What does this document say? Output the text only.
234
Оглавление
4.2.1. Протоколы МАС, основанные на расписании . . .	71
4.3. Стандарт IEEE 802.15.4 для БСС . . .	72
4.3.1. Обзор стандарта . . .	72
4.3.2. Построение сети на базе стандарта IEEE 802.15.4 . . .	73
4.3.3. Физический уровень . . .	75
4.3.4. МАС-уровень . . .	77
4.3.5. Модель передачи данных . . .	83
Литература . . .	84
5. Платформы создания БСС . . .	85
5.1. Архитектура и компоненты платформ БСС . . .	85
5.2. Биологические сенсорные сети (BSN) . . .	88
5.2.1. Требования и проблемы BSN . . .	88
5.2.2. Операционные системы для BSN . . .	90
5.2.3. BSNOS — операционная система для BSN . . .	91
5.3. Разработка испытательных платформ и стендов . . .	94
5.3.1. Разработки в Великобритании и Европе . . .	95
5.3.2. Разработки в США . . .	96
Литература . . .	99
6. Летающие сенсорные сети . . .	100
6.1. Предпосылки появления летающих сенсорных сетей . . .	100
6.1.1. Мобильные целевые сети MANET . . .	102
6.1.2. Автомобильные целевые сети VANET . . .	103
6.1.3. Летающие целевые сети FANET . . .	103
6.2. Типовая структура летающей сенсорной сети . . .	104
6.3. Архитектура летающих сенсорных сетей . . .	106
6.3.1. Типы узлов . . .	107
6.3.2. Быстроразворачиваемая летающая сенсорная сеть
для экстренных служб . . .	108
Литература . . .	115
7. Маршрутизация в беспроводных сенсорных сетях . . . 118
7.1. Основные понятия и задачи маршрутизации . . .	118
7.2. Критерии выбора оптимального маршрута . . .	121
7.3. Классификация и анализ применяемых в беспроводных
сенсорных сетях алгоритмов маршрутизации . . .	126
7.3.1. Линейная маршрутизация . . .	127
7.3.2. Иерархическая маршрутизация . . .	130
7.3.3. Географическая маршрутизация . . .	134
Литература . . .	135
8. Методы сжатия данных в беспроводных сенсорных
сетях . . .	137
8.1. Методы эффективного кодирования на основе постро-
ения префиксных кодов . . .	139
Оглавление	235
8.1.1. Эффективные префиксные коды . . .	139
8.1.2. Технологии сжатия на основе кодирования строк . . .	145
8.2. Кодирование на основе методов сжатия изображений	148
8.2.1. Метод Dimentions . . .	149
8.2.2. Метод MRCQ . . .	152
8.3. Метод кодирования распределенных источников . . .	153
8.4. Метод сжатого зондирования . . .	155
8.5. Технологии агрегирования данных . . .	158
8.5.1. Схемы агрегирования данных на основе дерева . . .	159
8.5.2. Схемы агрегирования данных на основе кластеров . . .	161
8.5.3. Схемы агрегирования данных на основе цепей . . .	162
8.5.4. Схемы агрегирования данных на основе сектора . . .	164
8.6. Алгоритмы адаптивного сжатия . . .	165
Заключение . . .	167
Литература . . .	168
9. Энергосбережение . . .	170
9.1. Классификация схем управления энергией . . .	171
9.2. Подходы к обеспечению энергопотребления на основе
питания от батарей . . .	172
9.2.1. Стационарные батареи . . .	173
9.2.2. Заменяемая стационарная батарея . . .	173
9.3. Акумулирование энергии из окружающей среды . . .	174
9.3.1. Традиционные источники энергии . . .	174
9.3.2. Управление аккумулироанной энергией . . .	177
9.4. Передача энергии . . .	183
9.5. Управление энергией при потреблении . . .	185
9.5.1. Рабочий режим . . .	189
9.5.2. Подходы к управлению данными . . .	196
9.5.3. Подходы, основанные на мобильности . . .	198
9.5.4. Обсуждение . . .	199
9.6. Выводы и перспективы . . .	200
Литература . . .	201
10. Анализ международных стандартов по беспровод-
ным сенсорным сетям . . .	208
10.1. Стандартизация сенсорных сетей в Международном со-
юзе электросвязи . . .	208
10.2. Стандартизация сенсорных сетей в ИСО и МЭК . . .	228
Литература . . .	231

------------------------------------------------

- DIRECTIVE -
Say how many lines in the entries contain the string "сетей", and leave out everything else.

- CORRECT RESPONSE -
4